═════ Entries provided ═════

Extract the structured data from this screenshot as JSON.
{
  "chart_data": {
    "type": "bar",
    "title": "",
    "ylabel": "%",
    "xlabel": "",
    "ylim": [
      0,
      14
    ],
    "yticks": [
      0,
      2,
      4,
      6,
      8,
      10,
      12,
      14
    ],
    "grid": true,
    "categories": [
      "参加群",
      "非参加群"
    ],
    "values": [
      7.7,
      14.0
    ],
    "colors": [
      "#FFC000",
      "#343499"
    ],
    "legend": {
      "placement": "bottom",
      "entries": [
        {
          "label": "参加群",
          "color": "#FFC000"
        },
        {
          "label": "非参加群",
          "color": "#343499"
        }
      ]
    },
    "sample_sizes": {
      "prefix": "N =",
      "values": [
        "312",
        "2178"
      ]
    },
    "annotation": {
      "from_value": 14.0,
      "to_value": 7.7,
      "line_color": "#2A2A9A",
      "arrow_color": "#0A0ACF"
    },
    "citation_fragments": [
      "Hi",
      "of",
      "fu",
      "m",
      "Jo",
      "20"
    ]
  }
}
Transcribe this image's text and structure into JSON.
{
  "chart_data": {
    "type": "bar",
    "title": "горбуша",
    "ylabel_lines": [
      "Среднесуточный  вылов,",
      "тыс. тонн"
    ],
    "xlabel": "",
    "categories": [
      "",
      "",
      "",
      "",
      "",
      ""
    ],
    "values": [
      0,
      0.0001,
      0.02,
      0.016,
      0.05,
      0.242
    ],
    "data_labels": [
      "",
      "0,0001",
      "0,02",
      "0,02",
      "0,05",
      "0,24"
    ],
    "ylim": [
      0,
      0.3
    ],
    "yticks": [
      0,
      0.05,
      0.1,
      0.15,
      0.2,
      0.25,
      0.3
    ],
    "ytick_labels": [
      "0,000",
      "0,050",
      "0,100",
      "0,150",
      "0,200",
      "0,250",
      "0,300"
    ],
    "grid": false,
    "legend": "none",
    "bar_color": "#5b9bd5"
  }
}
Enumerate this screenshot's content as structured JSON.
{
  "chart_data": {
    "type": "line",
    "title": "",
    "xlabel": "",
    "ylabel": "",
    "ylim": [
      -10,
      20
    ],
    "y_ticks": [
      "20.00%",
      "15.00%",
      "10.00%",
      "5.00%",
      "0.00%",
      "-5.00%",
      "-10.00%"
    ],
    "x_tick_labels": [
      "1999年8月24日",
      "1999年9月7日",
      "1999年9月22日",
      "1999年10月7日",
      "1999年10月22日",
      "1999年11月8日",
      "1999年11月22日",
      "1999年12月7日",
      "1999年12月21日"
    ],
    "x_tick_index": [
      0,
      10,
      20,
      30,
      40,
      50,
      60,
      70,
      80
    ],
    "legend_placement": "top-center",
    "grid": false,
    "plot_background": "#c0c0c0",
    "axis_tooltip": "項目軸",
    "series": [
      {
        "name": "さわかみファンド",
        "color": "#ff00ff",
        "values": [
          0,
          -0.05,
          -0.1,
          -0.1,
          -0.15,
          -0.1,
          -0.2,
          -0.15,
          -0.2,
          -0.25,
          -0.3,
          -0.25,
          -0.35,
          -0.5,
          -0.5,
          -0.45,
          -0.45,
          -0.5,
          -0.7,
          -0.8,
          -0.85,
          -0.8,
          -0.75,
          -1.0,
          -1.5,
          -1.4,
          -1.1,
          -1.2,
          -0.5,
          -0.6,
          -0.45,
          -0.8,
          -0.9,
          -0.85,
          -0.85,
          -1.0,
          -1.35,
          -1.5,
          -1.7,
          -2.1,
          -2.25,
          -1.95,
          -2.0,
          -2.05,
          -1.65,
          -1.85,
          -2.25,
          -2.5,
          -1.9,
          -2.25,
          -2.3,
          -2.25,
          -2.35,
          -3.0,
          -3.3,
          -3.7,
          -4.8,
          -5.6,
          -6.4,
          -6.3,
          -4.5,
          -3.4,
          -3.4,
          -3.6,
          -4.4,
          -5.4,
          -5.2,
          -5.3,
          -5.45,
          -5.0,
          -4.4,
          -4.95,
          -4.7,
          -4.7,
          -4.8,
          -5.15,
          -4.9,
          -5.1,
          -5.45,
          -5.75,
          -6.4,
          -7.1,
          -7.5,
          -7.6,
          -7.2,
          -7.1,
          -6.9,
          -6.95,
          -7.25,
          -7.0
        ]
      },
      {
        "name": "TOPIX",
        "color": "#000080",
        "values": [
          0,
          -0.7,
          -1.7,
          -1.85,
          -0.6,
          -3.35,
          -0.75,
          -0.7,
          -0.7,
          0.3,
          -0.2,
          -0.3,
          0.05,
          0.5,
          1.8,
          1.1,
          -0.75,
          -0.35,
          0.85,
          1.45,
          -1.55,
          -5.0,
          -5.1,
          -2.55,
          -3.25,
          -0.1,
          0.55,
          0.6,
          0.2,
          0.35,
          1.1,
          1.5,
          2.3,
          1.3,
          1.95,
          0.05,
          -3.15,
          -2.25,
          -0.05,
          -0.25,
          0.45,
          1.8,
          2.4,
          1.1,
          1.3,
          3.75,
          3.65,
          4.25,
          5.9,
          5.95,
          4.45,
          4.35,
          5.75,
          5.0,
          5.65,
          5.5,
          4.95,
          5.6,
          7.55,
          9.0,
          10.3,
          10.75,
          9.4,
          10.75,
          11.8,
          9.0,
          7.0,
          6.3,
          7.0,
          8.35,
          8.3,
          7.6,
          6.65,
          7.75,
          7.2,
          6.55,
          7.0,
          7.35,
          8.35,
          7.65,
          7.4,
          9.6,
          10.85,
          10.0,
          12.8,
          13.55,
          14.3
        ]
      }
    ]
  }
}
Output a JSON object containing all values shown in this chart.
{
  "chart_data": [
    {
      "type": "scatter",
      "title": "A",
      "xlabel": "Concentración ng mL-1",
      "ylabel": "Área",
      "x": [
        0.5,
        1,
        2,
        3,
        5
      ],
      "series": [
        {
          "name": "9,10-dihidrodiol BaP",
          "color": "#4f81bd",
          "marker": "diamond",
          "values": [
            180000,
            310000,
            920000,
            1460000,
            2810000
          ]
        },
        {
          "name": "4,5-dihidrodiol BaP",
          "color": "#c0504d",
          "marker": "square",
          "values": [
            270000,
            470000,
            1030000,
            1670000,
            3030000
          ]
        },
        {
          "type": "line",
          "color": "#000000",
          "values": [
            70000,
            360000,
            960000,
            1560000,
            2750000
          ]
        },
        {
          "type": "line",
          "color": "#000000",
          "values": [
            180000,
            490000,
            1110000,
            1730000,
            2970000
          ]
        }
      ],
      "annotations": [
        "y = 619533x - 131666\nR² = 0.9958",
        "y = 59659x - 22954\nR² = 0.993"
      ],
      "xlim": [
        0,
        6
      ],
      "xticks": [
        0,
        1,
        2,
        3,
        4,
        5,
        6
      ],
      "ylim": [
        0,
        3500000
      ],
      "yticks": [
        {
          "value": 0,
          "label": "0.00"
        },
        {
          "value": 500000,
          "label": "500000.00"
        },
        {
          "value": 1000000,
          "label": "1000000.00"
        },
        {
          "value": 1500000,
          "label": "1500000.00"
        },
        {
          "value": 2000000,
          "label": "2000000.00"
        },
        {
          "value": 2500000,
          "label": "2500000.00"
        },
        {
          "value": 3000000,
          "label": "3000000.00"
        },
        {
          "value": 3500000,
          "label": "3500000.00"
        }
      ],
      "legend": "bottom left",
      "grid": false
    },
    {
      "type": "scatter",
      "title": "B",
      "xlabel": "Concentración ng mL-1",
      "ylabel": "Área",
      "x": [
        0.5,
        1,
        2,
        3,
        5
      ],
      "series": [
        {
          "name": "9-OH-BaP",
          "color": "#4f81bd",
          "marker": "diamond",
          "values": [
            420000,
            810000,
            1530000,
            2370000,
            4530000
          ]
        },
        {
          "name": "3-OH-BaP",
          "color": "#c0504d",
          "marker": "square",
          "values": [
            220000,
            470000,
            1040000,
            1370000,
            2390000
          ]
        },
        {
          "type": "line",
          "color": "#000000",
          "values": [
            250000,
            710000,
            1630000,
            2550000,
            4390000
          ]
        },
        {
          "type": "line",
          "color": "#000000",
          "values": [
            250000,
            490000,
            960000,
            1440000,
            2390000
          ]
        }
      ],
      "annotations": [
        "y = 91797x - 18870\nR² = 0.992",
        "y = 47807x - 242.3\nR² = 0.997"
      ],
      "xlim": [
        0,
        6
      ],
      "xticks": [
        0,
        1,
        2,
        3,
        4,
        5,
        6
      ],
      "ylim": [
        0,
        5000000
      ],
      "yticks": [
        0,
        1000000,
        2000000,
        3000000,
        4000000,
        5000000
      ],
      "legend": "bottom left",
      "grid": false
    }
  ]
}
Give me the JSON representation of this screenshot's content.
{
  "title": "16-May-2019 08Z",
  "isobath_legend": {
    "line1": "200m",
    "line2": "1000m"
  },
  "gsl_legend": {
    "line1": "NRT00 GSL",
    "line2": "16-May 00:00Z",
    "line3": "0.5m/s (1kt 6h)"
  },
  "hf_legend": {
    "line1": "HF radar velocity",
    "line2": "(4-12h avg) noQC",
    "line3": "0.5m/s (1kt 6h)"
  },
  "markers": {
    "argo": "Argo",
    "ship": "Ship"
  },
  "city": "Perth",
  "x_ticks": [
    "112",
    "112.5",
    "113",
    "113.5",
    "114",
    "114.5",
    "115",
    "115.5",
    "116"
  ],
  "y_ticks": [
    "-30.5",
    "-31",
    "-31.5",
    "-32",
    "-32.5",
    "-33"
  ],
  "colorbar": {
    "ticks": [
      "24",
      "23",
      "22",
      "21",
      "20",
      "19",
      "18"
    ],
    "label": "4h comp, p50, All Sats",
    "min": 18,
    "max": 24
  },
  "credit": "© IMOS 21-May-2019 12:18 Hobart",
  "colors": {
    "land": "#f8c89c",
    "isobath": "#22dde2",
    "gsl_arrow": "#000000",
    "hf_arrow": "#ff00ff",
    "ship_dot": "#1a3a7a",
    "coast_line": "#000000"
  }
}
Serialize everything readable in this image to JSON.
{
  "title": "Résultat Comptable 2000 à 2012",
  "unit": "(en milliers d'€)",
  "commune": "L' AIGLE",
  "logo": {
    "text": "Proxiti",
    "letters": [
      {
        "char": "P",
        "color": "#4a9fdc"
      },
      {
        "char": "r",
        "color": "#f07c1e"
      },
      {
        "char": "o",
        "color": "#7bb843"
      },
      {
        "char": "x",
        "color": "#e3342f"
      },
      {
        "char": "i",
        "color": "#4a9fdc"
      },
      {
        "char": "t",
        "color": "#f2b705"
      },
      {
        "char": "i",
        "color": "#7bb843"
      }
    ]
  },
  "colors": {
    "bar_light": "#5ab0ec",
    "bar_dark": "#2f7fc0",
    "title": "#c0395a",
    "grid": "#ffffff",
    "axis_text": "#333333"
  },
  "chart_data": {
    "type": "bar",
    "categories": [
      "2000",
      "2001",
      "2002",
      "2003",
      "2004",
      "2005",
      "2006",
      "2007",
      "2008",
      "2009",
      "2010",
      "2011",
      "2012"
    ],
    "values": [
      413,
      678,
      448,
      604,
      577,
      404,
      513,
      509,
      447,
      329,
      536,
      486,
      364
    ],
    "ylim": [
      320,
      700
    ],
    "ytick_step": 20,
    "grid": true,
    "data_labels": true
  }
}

═════

__Stated task__: Reproduce exactly the lines from the one with "Serialize everything readable" through the end of the entries above, both ends included.

__Result__:
Serialize everything readable in this image to JSON.
{
  "title": "Résultat Comptable 2000 à 2012",
  "unit": "(en milliers d'€)",
  "commune": "L' AIGLE",
  "logo": {
    "text": "Proxiti",
    "letters": [
      {
        "char": "P",
        "color": "#4a9fdc"
      },
      {
        "char": "r",
        "color": "#f07c1e"
      },
      {
        "char": "o",
        "color": "#7bb843"
      },
      {
        "char": "x",
        "color": "#e3342f"
      },
      {
        "char": "i",
        "color": "#4a9fdc"
      },
      {
        "char": "t",
        "color": "#f2b705"
      },
      {
        "char": "i",
        "color": "#7bb843"
      }
    ]
  },
  "colors": {
    "bar_light": "#5ab0ec",
    "bar_dark": "#2f7fc0",
    "title": "#c0395a",
    "grid": "#ffffff",
    "axis_text": "#333333"
  },
  "chart_data": {
    "type": "bar",
    "categories": [
      "2000",
      "2001",
      "2002",
      "2003",
      "2004",
      "2005",
      "2006",
      "2007",
      "2008",
      "2009",
      "2010",
      "2011",
      "2012"
    ],
    "values": [
      413,
      678,
      448,
      604,
      577,
      404,
      513,
      509,
      447,
      329,
      536,
      486,
      364
    ],
    "ylim": [
      320,
      700
    ],
    "ytick_step": 20,
    "grid": true,
    "data_labels": true
  }
}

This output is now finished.